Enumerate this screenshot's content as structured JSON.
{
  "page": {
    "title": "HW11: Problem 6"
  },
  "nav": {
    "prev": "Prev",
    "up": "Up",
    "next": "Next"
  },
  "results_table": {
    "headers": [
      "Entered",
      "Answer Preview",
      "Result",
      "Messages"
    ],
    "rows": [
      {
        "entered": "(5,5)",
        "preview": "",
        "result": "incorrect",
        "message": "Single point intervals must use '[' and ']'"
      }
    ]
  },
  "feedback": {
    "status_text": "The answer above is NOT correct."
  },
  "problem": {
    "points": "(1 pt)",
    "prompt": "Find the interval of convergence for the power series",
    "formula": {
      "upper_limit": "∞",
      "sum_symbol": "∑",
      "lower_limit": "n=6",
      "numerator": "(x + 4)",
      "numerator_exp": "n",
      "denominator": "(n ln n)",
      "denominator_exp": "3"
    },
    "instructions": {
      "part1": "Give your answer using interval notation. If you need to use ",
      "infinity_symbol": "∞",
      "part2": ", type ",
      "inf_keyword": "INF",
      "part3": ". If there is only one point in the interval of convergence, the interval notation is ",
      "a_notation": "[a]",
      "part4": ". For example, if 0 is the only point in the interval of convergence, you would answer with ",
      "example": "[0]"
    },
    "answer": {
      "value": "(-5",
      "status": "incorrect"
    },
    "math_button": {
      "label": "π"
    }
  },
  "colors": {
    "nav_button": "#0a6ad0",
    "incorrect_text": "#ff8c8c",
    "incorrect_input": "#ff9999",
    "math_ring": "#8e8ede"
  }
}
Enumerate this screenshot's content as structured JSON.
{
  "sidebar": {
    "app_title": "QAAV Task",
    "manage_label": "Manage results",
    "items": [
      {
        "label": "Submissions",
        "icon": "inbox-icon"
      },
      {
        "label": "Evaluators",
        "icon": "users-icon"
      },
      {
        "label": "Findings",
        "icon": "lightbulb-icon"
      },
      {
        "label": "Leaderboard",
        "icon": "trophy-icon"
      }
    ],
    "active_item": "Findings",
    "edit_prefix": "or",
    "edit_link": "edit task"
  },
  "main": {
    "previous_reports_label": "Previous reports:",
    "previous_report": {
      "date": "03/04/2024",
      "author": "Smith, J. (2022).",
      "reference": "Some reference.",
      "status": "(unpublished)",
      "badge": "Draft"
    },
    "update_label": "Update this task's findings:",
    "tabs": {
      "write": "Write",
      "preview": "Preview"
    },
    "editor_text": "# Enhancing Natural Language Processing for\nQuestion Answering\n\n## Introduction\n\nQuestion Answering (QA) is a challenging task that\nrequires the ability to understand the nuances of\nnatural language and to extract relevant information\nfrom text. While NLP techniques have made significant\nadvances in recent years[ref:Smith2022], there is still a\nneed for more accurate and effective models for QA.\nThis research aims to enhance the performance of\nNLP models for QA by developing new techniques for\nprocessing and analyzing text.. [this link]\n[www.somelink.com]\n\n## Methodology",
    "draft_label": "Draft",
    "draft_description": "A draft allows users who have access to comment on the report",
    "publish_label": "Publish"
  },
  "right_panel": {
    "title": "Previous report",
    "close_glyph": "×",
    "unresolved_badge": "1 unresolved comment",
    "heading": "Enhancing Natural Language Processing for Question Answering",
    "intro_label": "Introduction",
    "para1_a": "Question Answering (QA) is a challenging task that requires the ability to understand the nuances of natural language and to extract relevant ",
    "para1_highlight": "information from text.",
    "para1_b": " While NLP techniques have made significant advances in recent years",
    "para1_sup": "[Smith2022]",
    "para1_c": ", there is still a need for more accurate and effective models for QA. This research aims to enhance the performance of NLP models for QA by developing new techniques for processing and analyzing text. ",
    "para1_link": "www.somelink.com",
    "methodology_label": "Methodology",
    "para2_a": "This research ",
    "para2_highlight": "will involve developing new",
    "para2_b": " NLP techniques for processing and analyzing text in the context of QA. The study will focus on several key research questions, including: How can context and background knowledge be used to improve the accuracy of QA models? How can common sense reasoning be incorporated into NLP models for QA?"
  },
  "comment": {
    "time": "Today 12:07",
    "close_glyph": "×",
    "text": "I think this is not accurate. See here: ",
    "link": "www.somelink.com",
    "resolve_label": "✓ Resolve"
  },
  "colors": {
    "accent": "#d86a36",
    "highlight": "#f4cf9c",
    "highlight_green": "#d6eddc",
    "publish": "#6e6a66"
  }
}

▶ _Directions for this task_: Scan the material above. Copy each line that holds the word "accurate".

▶ _Exercise output_:
    "editor_text": "# Enhancing Natural Language Processing for\nQuestion Answering\n\n## Introduction\n\nQuestion Answering (QA) is a challenging task that\nrequires the ability to understand the nuances of\nnatural language and to extract relevant information\nfrom text. While NLP techniques have made significant\nadvances in recent years[ref:Smith2022], there is still a\nneed for more accurate and effective models for QA.\nThis research aims to enhance the performance of\nNLP models for QA by developing new techniques for\nprocessing and analyzing text.. [this link]\n[www.somelink.com]\n\n## Methodology",
    "para1_c": ", there is still a need for more accurate and effective models for QA. This research aims to enhance the performance of NLP models for QA by developing new techniques for processing and analyzing text. ",
    "text": "I think this is not accurate. See here: ",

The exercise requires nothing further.